Nothing should be left out: output all of the entries exactly.
Start Excerpted data
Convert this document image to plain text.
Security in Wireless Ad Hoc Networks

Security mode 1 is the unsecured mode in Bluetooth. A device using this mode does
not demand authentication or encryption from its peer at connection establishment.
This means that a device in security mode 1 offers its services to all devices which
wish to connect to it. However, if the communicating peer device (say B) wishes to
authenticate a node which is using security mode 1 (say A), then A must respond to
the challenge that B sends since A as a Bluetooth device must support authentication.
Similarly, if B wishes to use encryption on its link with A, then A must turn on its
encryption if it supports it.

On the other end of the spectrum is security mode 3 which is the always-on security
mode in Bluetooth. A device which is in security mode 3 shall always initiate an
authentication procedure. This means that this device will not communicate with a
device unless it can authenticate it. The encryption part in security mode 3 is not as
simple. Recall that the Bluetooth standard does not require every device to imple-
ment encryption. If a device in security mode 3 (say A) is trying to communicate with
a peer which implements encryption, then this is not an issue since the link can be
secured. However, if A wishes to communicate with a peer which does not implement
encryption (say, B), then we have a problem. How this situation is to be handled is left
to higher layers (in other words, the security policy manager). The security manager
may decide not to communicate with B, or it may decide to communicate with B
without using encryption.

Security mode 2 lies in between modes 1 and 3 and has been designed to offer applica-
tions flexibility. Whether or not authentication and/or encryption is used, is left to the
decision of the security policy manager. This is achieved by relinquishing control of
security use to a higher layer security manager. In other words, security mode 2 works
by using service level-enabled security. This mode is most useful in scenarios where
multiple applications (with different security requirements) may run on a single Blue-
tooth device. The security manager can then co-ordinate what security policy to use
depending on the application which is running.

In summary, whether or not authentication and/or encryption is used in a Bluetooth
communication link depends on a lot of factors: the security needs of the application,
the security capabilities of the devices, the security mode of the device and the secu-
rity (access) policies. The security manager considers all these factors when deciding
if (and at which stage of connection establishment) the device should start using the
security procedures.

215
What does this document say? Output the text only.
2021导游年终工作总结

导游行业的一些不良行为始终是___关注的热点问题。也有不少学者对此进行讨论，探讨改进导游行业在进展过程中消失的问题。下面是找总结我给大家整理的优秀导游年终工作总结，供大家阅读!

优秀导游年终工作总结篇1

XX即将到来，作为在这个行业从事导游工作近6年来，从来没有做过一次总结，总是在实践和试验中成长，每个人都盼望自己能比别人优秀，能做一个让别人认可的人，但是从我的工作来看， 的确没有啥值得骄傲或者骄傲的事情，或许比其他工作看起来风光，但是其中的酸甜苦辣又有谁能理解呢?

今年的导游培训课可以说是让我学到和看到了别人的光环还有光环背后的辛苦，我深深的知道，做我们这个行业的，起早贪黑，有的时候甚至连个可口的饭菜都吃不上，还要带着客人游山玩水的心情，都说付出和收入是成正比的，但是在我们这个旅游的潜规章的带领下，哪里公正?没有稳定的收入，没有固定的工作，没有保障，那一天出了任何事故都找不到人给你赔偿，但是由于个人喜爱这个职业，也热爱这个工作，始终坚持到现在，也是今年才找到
End Excerpted data
**Written response:**
Convert this document image to plain text.
Security in Wireless Ad Hoc Networks

Security mode 1 is the unsecured mode in Bluetooth. A device using this mode does
not demand authentication or encryption from its peer at connection establishment.
This means that a device in security mode 1 offers its services to all devices which
wish to connect to it. However, if the communicating peer device (say B) wishes to
authenticate a node which is using security mode 1 (say A), then A must respond to
the challenge that B sends since A as a Bluetooth device must support authentication.
Similarly, if B wishes to use encryption on its link with A, then A must turn on its
encryption if it supports it.

On the other end of the spectrum is security mode 3 which is the always-on security
mode in Bluetooth. A device which is in security mode 3 shall always initiate an
authentication procedure. This means that this device will not communicate with a
device unless it can authenticate it. The encryption part in security mode 3 is not as
simple. Recall that the Bluetooth standard does not require every device to imple-
ment encryption. If a device in security mode 3 (say A) is trying to communicate with
a peer which implements encryption, then this is not an issue since the link can be
secured. However, if A wishes to communicate with a peer which does not implement
encryption (say, B), then we have a problem. How this situation is to be handled is left
to higher layers (in other words, the security policy manager). The security manager
may decide not to communicate with B, or it may decide to communicate with B
without using encryption.

Security mode 2 lies in between modes 1 and 3 and has been designed to offer applica-
tions flexibility. Whether or not authentication and/or encryption is used, is left to the
decision of the security policy manager. This is achieved by relinquishing control of
security use to a higher layer security manager. In other words, security mode 2 works
by using service level-enabled security. This mode is most useful in scenarios where
multiple applications (with different security requirements) may run on a single Blue-
tooth device. The security manager can then co-ordinate what security policy to use
depending on the application which is running.

In summary, whether or not authentication and/or encryption is used in a Bluetooth
communication link depends on a lot of factors: the security needs of the application,
the security capabilities of the devices, the security mode of the device and the secu-
rity (access) policies. The security manager considers all these factors when deciding
if (and at which stage of connection establishment) the device should start using the
security procedures.

215
What does this document say? Output the text only.
2021导游年终工作总结

导游行业的一些不良行为始终是___关注的热点问题。也有不少学者对此进行讨论，探讨改进导游行业在进展过程中消失的问题。下面是找总结我给大家整理的优秀导游年终工作总结，供大家阅读!

优秀导游年终工作总结篇1

XX即将到来，作为在这个行业从事导游工作近6年来，从来没有做过一次总结，总是在实践和试验中成长，每个人都盼望自己能比别人优秀，能做一个让别人认可的人，但是从我的工作来看， 的确没有啥值得骄傲或者骄傲的事情，或许比其他工作看起来风光，但是其中的酸甜苦辣又有谁能理解呢?

今年的导游培训课可以说是让我学到和看到了别人的光环还有光环背后的辛苦，我深深的知道，做我们这个行业的，起早贪黑，有的时候甚至连个可口的饭菜都吃不上，还要带着客人游山玩水的心情，都说付出和收入是成正比的，但是在我们这个旅游的潜规章的带领下，哪里公正?没有稳定的收入，没有固定的工作，没有保障，那一天出了任何事故都找不到人给你赔偿，但是由于个人喜爱这个职业，也热爱这个工作，始终坚持到现在，也是今年才找到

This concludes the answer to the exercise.